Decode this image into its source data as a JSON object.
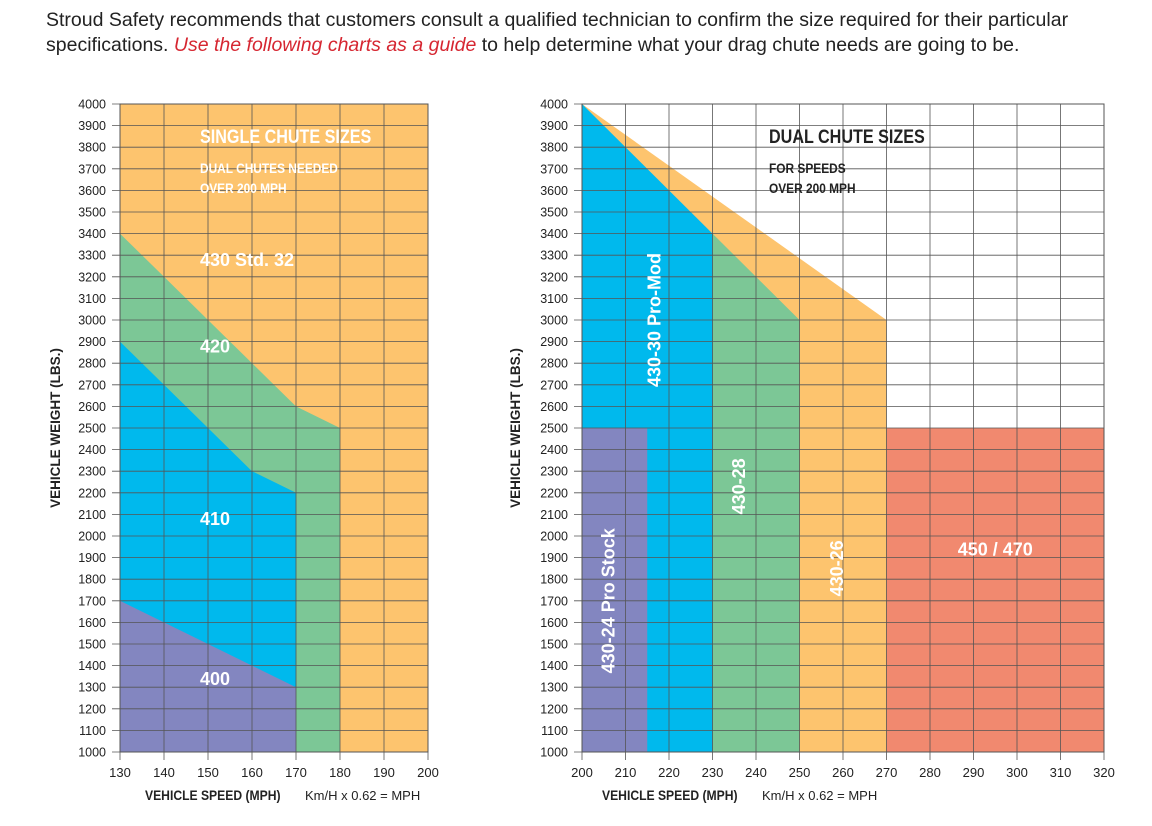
{
  "intro": {
    "text_before": "Stroud Safety recommends that customers consult a qualified technician to confirm the size required for their particular specifications.",
    "link_text": "Use the following charts as a guide",
    "text_after": "to help determine what your drag chute needs are going to be."
  },
  "colors": {
    "orange": "#fdc46e",
    "green": "#7cc796",
    "blue": "#00b9ed",
    "purple": "#8386c0",
    "salmon": "#f1896f",
    "grid": "#555555",
    "title_white": "#ffffff",
    "title_dark": "#222222"
  },
  "chart_data": [
    {
      "type": "area",
      "name": "single",
      "title": "SINGLE CHUTE SIZES",
      "subtitle": [
        "DUAL CHUTES NEEDED",
        "OVER 200 MPH"
      ],
      "xlabel": "VEHICLE SPEED (MPH)",
      "xlabel_note": "Km/H x 0.62 = MPH",
      "ylabel": "VEHICLE WEIGHT (LBS.)",
      "xlim": [
        130,
        200
      ],
      "ylim": [
        1000,
        4000
      ],
      "x_ticks": [
        130,
        140,
        150,
        160,
        170,
        180,
        190,
        200
      ],
      "y_ticks": [
        1000,
        1100,
        1200,
        1300,
        1400,
        1500,
        1600,
        1700,
        1800,
        1900,
        2000,
        2100,
        2200,
        2300,
        2400,
        2500,
        2600,
        2700,
        2800,
        2900,
        3000,
        3100,
        3200,
        3300,
        3400,
        3500,
        3600,
        3700,
        3800,
        3900,
        4000
      ],
      "x_tick_labels": [
        "130",
        "140",
        "150",
        "160",
        "170",
        "180",
        "190",
        "200"
      ],
      "y_tick_labels": [
        "1000",
        "1100",
        "1200",
        "1300",
        "1400",
        "1500",
        "1600",
        "1700",
        "1800",
        "1900",
        "2000",
        "2100",
        "2200",
        "2300",
        "2400",
        "2500",
        "2600",
        "2700",
        "2800",
        "2900",
        "3000",
        "3100",
        "3200",
        "3300",
        "3400",
        "3500",
        "3600",
        "3700",
        "3800",
        "3900",
        "4000"
      ],
      "regions": [
        {
          "label": "430 Std. 32",
          "color": "orange",
          "label_at": [
            150,
            3250
          ],
          "points": [
            [
              130,
              1000
            ],
            [
              200,
              1000
            ],
            [
              200,
              4000
            ],
            [
              130,
              4000
            ]
          ]
        },
        {
          "label": "420",
          "color": "green",
          "label_at": [
            150,
            2850
          ],
          "points": [
            [
              130,
              1000
            ],
            [
              180,
              1000
            ],
            [
              180,
              2500
            ],
            [
              170,
              2600
            ],
            [
              150,
              3000
            ],
            [
              140,
              3200
            ],
            [
              130,
              3400
            ]
          ]
        },
        {
          "label": "410",
          "color": "blue",
          "label_at": [
            150,
            2050
          ],
          "points": [
            [
              130,
              1000
            ],
            [
              170,
              1000
            ],
            [
              170,
              2200
            ],
            [
              160,
              2300
            ],
            [
              150,
              2500
            ],
            [
              140,
              2700
            ],
            [
              130,
              2900
            ]
          ]
        },
        {
          "label": "400",
          "color": "purple",
          "label_at": [
            150,
            1310
          ],
          "points": [
            [
              130,
              1000
            ],
            [
              170,
              1000
            ],
            [
              170,
              1300
            ],
            [
              160,
              1400
            ],
            [
              150,
              1500
            ],
            [
              130,
              1700
            ]
          ]
        }
      ]
    },
    {
      "type": "area",
      "name": "dual",
      "title": "DUAL CHUTE SIZES",
      "subtitle": [
        "FOR SPEEDS",
        "OVER 200 MPH"
      ],
      "xlabel": "VEHICLE SPEED (MPH)",
      "xlabel_note": "Km/H x 0.62 = MPH",
      "ylabel": "VEHICLE WEIGHT (LBS.)",
      "xlim": [
        200,
        320
      ],
      "ylim": [
        1000,
        4000
      ],
      "x_ticks": [
        200,
        210,
        220,
        230,
        240,
        250,
        260,
        270,
        280,
        290,
        300,
        310,
        320
      ],
      "y_ticks": [
        1000,
        1100,
        1200,
        1300,
        1400,
        1500,
        1600,
        1700,
        1800,
        1900,
        2000,
        2100,
        2200,
        2300,
        2400,
        2500,
        2600,
        2700,
        2800,
        2900,
        3000,
        3100,
        3200,
        3300,
        3400,
        3500,
        3600,
        3700,
        3800,
        3900,
        4000
      ],
      "x_tick_labels": [
        "200",
        "210",
        "220",
        "230",
        "240",
        "250",
        "260",
        "270",
        "280",
        "290",
        "300",
        "310",
        "320"
      ],
      "y_tick_labels": [
        "1000",
        "1100",
        "1200",
        "1300",
        "1400",
        "1500",
        "1600",
        "1700",
        "1800",
        "1900",
        "2000",
        "2100",
        "2200",
        "2300",
        "2400",
        "2500",
        "2600",
        "2700",
        "2800",
        "2900",
        "3000",
        "3100",
        "3200",
        "3300",
        "3400",
        "3500",
        "3600",
        "3700",
        "3800",
        "3900",
        "4000"
      ],
      "regions": [
        {
          "label": "430-26",
          "color": "orange",
          "vertical": true,
          "label_at": [
            260,
            1850
          ],
          "points": [
            [
              200,
              1000
            ],
            [
              270,
              1000
            ],
            [
              270,
              3000
            ],
            [
              200,
              4000
            ]
          ]
        },
        {
          "label": "430-28",
          "color": "green",
          "vertical": true,
          "label_at": [
            237.5,
            2230
          ],
          "points": [
            [
              230,
              1000
            ],
            [
              250,
              1000
            ],
            [
              250,
              3000
            ],
            [
              230,
              3400
            ]
          ]
        },
        {
          "label": "430-30 Pro-Mod",
          "color": "blue",
          "vertical": true,
          "label_at": [
            218,
            3000
          ],
          "points": [
            [
              200,
              1000
            ],
            [
              230,
              1000
            ],
            [
              230,
              3400
            ],
            [
              200,
              4000
            ]
          ]
        },
        {
          "label": "430-24 Pro Stock",
          "color": "purple",
          "vertical": true,
          "label_at": [
            207.5,
            1700
          ],
          "points": [
            [
              200,
              1000
            ],
            [
              215,
              1000
            ],
            [
              215,
              2500
            ],
            [
              200,
              2500
            ]
          ]
        },
        {
          "label": "450 / 470",
          "color": "salmon",
          "label_at": [
            295,
            1910
          ],
          "points": [
            [
              270,
              1000
            ],
            [
              320,
              1000
            ],
            [
              320,
              2500
            ],
            [
              270,
              2500
            ]
          ]
        }
      ]
    }
  ]
}
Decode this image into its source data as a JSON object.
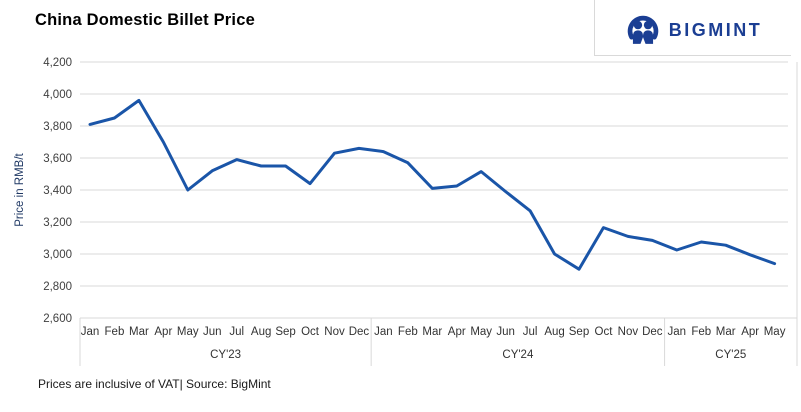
{
  "header": {
    "title": "China Domestic Billet Price",
    "logo_text": "BIGMINT",
    "logo_color": "#1b3e93"
  },
  "footer": {
    "note": "Prices are inclusive of VAT| Source: BigMint"
  },
  "chart_data": {
    "type": "line",
    "title": "China Domestic Billet Price",
    "ylabel": "Price in RMB/t",
    "ylim": [
      2600,
      4200
    ],
    "ytick_values": [
      2600,
      2800,
      3000,
      3200,
      3400,
      3600,
      3800,
      4000,
      4200
    ],
    "ytick_labels": [
      "2,600",
      "2,800",
      "3,000",
      "3,200",
      "3,400",
      "3,600",
      "3,800",
      "4,000",
      "4,200"
    ],
    "grid": "horizontal gridlines on, light gray",
    "legend": "none",
    "line_color": "#1a55a8",
    "grid_color": "#d9d9d9",
    "axis_text_color": "#404040",
    "year_groups": [
      {
        "label": "CY'23",
        "months": [
          "Jan",
          "Feb",
          "Mar",
          "Apr",
          "May",
          "Jun",
          "Jul",
          "Aug",
          "Sep",
          "Oct",
          "Nov",
          "Dec"
        ],
        "values": [
          3810,
          3850,
          3960,
          3700,
          3400,
          3520,
          3590,
          3550,
          3550,
          3440,
          3630,
          3660
        ]
      },
      {
        "label": "CY'24",
        "months": [
          "Jan",
          "Feb",
          "Mar",
          "Apr",
          "May",
          "Jun",
          "Jul",
          "Aug",
          "Sep",
          "Oct",
          "Nov",
          "Dec"
        ],
        "values": [
          3640,
          3570,
          3410,
          3425,
          3515,
          3390,
          3270,
          3000,
          2905,
          3165,
          3110,
          3085
        ]
      },
      {
        "label": "CY'25",
        "months": [
          "Jan",
          "Feb",
          "Mar",
          "Apr",
          "May"
        ],
        "values": [
          3025,
          3075,
          3055,
          2995,
          2940
        ]
      }
    ]
  }
}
=-=-=
> Instructions for the task:
How many lines of these entries contain the string "SIZES"? Reply with the number alone.

> The reply:
2